Task to complete — Please extend the travel piece about a safari at Nambiti Private Game Reserve, picking up right after its final sentence.

Page excerpt —
[start]
Travel – Roughing it safari style in KZN

2012-11-09 10:38

Janine Stephen takes a getaway with it all: lively war stories, wide open spaces and some wild encounters.

It was better than a deluxe episode of Generations. Mr and Mrs Panthera leo had already streaked past us – roaring, mind you – to see a sulky teenage daughter off their turf.

Back they came, swishing through neck-high grasses, ignoring our game-viewing vehicle like A-list celebrities brushing off the paparazzi.

Four tubby youngsters surrounded them admiringly, rubbing heads and noses. The lions stretched and gossiped until the parents noticed the errant daughter had crept up behind them – upon which, with more roars, the drama began again.

Lion sightings don’t come much better than family squabbles early on a spring morning. We’d rolled out of luxurious linen when the sun was just a smudge above the savannah, and set out in search of game.

Blankets tucked under noses as protection from the dawn chill, we’d feasted on a selection of vistas: thornveld-covered hills and valleys, dotted with aloes and mountain rhebok, and sweeping grassland punctuated by classic acacias.

After our lion soapie, we were deposited next to tumbling cascades of water for a slap-up brunch in riverine bush.

Hidden gem
Nambiti Private Game Reserve, just past Ladysmith in the KZN Midlands, has remained somewhat under the radar on the safari circuit, but its place in the sun is assured.

It’s well positioned for a combined Drakensberg or battlefields adventure, and en route to Durbs for Gautengers.

Since its opening in 2000, the 8 900 hectare property has developed 10 independent lodges catering to a variety of budgets, but all insist you park your car and enjoy being driven around its lovely landscapes.

Leopards are elusive, as always, but game is plentiful for a reserve of this size and age.

There is a herd of elephants, and the BFE, or ‘Big Friendly Elephant’, is a regular on some lodge paths.

At dinner one night, Wade Kerdachi, director of the Nambiti board, told me that the reserve’s carrying capacity is way over that of Eastern Cape reserves (and evidently twice as high as Botswana).
[end]
Given data —
[start]
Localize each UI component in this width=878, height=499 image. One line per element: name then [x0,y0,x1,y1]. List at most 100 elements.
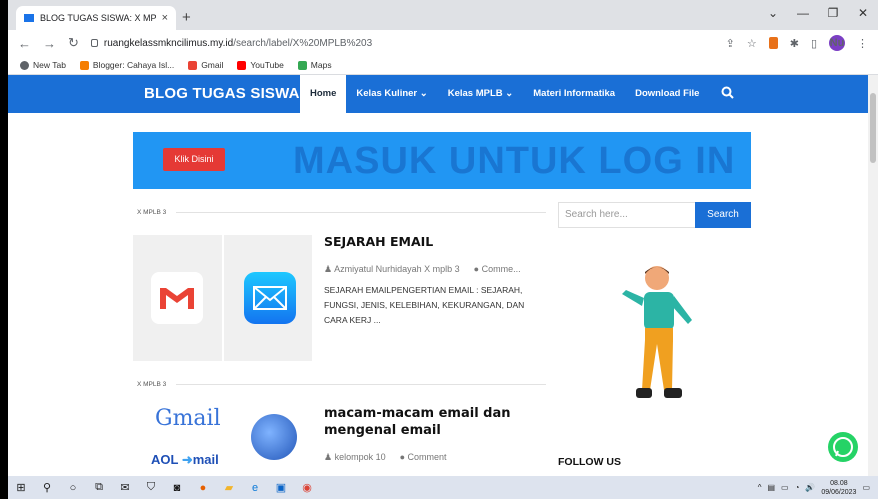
wifi-icon[interactable]: ◔ [795,483,800,492]
extension-icon[interactable] [768,37,778,49]
whatsapp-icon[interactable] [828,432,858,462]
windows-start-icon[interactable]: ⊞ [8,481,34,494]
browser-window: BLOG TUGAS SISWA: X MPLB 3 × + ⌄ — ❐ ✕ ←… [8,0,878,499]
post-meta: ♟ Azmiyatul Nurhidayah X mplb 3 ● Comme.… [324,264,521,275]
edge-icon[interactable]: e [242,482,268,494]
task-view-icon[interactable]: ⧉ [86,481,112,494]
extensions-puzzle-icon[interactable]: ✱ [790,37,799,50]
menu-download-file[interactable]: Download File [625,75,709,113]
post-meta: ♟ kelompok 10 ● Comment [324,452,447,463]
chevron-up-icon[interactable]: ^ [758,483,762,492]
bookmark-label: Maps [310,60,332,70]
mail-icon[interactable]: ✉ [112,481,138,494]
gmail-wordmark: Gmail [155,406,221,431]
window-controls: ⌄ — ❐ ✕ [758,0,878,30]
url-field[interactable]: ruangkelassmkncilimus.my.id/search/label… [90,38,372,49]
battery-icon[interactable]: ▭ [781,483,789,492]
cortana-icon[interactable]: ○ [60,482,86,494]
blogger-icon [79,60,89,70]
side-panel-icon[interactable]: ▯ [811,37,817,50]
site-navbar: BLOG TUGAS SISWA Home Kelas Kuliner ⌄ Ke… [8,75,878,113]
globe-icon [20,60,29,70]
author-name: Azmiyatul Nurhidayah X mplb 3 [334,264,460,274]
bookmark-blogger[interactable]: Blogger: Cahaya Isl... [79,60,175,70]
system-tray: ^ ▤ ▭ ◔ 🔊 08.08 09/06/2023 ▭ [758,479,878,497]
character-illustration [622,266,692,398]
comment-icon: ● [399,452,408,462]
bookmark-star-icon[interactable]: ☆ [747,37,757,50]
post-label[interactable]: X MPLB 3 [133,378,171,390]
volume-icon[interactable]: 🔊 [805,483,815,492]
share-icon[interactable]: ⇪ [726,37,735,50]
page-scrollbar[interactable] [868,75,878,476]
reload-icon[interactable]: ↻ [68,35,79,51]
browser-tab[interactable]: BLOG TUGAS SISWA: X MPLB 3 × [16,6,176,30]
bookmark-label: Gmail [201,60,224,70]
outlook-icon[interactable]: ▣ [268,481,294,494]
sidebar-search-button[interactable]: Search [695,202,751,228]
comments-label: Comme... [481,264,521,274]
post-label-row: X MPLB 3 [133,378,546,390]
menu-kelas-mplb[interactable]: Kelas MPLB ⌄ [438,75,524,113]
bookmark-label: Blogger: Cahaya Isl... [92,60,175,70]
bookmark-maps[interactable]: Maps [297,60,332,70]
post-comments[interactable]: ● Comment [400,452,447,463]
post-thumbnail-gmail[interactable] [133,235,222,361]
mail-app-icon [244,272,296,324]
scrollbar-thumb[interactable] [870,93,876,163]
tab-close-button[interactable]: × [162,12,168,24]
post-title[interactable]: SEJARAH EMAIL [324,234,433,249]
banner-text: MASUK UNTUK LOG IN [293,140,736,182]
web-page: BLOG TUGAS SISWA Home Kelas Kuliner ⌄ Ke… [8,75,878,476]
menu-kebab-icon[interactable]: ⋮ [857,37,868,50]
aol-text: AOL [151,452,179,467]
sidebar-search-input[interactable]: Search here... [558,202,696,228]
profile-avatar[interactable]: Nu [829,35,845,51]
bookmark-youtube[interactable]: YouTube [237,60,284,70]
back-icon[interactable]: ← [18,36,31,51]
aol-wordmark: AOL ➜mail [151,452,219,467]
gmail-logo-icon [151,272,203,324]
tab-search-button[interactable]: ⌄ [758,0,788,30]
post-label[interactable]: X MPLB 3 [133,206,171,218]
login-banner: Klik Disini MASUK UNTUK LOG IN [133,132,751,189]
search-icon[interactable]: ⚲ [34,481,60,494]
post-author[interactable]: ♟ Azmiyatul Nurhidayah X mplb 3 [324,264,460,275]
post-title[interactable]: macam-macam email dan mengenal email [324,405,534,439]
post-thumbnail-email-logos[interactable]: Gmail AOL ➜mail [133,400,313,476]
network-icon[interactable]: ▤ [767,483,775,492]
post-label-row: X MPLB 3 [133,206,546,218]
chrome-icon[interactable]: ◉ [294,481,320,494]
clock-date: 09/06/2023 [821,488,857,496]
close-window-button[interactable]: ✕ [848,0,878,30]
bookmark-label: New Tab [33,60,66,70]
site-menu: Home Kelas Kuliner ⌄ Kelas MPLB ⌄ Materi… [300,75,746,113]
divider [176,383,546,385]
forward-icon[interactable]: → [43,36,56,51]
post-comments[interactable]: ● Comme... [474,264,521,275]
maps-icon [297,60,307,70]
store-icon[interactable]: ⛉ [138,481,164,494]
comments-label: Comment [407,452,447,462]
notification-icon[interactable]: ▭ [862,483,870,492]
camera-icon[interactable]: ◙ [164,482,190,494]
menu-materi-informatika[interactable]: Materi Informatika [523,75,625,113]
menu-kelas-kuliner[interactable]: Kelas Kuliner ⌄ [346,75,437,113]
restore-button[interactable]: ❐ [818,0,848,30]
new-tab-button[interactable]: + [182,9,191,26]
clock[interactable]: 08.08 09/06/2023 [821,479,856,497]
post-thumbnail-mail[interactable] [224,235,312,361]
firefox-icon[interactable]: ● [190,482,216,494]
bookmark-gmail[interactable]: Gmail [188,60,223,70]
follow-us-title: FOLLOW US [558,456,621,468]
site-brand[interactable]: BLOG TUGAS SISWA [144,85,300,102]
klik-disini-button[interactable]: Klik Disini [163,148,225,171]
lock-icon[interactable] [90,39,98,47]
menu-home[interactable]: Home [300,75,347,113]
minimize-button[interactable]: — [788,0,818,30]
windows-taskbar: ⊞ ⚲ ○ ⧉ ✉ ⛉ ◙ ● ▰ e ▣ ◉ ^ ▤ ▭ ◔ 🔊 08.08 … [8,476,878,499]
file-explorer-icon[interactable]: ▰ [216,481,242,494]
search-icon[interactable] [709,75,746,113]
bookmark-new-tab[interactable]: New Tab [20,60,66,70]
post-author[interactable]: ♟ kelompok 10 [324,452,386,463]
[end]
Response to this exercise —
Many of the lodges are unfenced, allowing animal encounters from deck or window.

And the air is filled with birdsong: more than 280 species, including bald ibis, can be spotted.

Communal land

Nambiti is also proud of its community engagement. Following a land claim, amiably settled in 2009, the land is leased from the Zulu Senzo’kuhle Nkos’unodada community, now represented on the reserve’s management board.

Some 60 locals have jobs thanks to the reserve, says trainee manager Njabulo Hudla, meaning they don’t have to leave their families in search of work in the cities.

Njabulo himself had headed to Johannesburg after school, and at first his city friends teased him about coming back to the rural areas.

‘They’d ask me how it’s going on “the farm”,’ he says. ‘But now, wow! My friends and family respect me. I’ve touched an elephant; I’ve handled a lion…’

Later that sun-drenched day we climb the steps up to a monument in memory of those who’d lost their lives at the Battle of Elandslaagte in 1899.

Clarke Smith, chairman of Nambiti, talks us through the encounter between Boers and Brits as smoke from bushfires billows evocatively in the distance.

This was one of the last battles to see the English ‘Redcoats’ still decked out in scarlet tunics, and the drama included a captured train, copious looted whisky and a nasty cavalry charge.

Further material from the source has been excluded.